Dataset records:
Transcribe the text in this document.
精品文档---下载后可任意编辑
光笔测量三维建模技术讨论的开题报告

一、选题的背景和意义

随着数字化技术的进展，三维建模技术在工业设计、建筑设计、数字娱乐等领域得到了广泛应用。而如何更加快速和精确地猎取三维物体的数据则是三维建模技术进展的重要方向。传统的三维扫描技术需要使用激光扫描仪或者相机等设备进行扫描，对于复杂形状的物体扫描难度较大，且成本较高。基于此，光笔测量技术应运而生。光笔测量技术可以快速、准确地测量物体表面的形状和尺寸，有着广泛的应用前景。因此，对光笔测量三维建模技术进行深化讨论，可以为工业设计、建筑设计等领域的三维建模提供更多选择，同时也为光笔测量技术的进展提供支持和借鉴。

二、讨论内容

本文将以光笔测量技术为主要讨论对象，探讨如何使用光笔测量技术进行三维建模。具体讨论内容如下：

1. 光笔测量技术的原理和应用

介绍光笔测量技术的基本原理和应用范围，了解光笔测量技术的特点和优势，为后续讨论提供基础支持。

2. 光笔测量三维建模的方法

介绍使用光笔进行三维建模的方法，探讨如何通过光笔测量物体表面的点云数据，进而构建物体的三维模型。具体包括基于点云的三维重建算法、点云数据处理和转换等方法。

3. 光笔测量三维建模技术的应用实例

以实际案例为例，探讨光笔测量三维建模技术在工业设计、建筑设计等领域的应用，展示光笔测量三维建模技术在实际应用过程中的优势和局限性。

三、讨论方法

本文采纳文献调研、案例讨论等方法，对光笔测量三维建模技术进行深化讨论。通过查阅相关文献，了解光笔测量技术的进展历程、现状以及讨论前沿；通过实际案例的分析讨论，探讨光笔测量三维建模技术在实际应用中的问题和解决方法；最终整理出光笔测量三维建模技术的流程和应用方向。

EXERCISE PROMPT — Can you give every line above again, exactly as written?

SOLUTION —
Transcribe the text in this document.
精品文档---下载后可任意编辑
光笔测量三维建模技术讨论的开题报告

一、选题的背景和意义

随着数字化技术的进展，三维建模技术在工业设计、建筑设计、数字娱乐等领域得到了广泛应用。而如何更加快速和精确地猎取三维物体的数据则是三维建模技术进展的重要方向。传统的三维扫描技术需要使用激光扫描仪或者相机等设备进行扫描，对于复杂形状的物体扫描难度较大，且成本较高。基于此，光笔测量技术应运而生。光笔测量技术可以快速、准确地测量物体表面的形状和尺寸，有着广泛的应用前景。因此，对光笔测量三维建模技术进行深化讨论，可以为工业设计、建筑设计等领域的三维建模提供更多选择，同时也为光笔测量技术的进展提供支持和借鉴。

二、讨论内容

本文将以光笔测量技术为主要讨论对象，探讨如何使用光笔测量技术进行三维建模。具体讨论内容如下：

1. 光笔测量技术的原理和应用

介绍光笔测量技术的基本原理和应用范围，了解光笔测量技术的特点和优势，为后续讨论提供基础支持。

2. 光笔测量三维建模的方法

介绍使用光笔进行三维建模的方法，探讨如何通过光笔测量物体表面的点云数据，进而构建物体的三维模型。具体包括基于点云的三维重建算法、点云数据处理和转换等方法。

3. 光笔测量三维建模技术的应用实例

以实际案例为例，探讨光笔测量三维建模技术在工业设计、建筑设计等领域的应用，展示光笔测量三维建模技术在实际应用过程中的优势和局限性。

三、讨论方法

本文采纳文献调研、案例讨论等方法，对光笔测量三维建模技术进行深化讨论。通过查阅相关文献，了解光笔测量技术的进展历程、现状以及讨论前沿；通过实际案例的分析讨论，探讨光笔测量三维建模技术在实际应用中的问题和解决方法；最终整理出光笔测量三维建模技术的流程和应用方向。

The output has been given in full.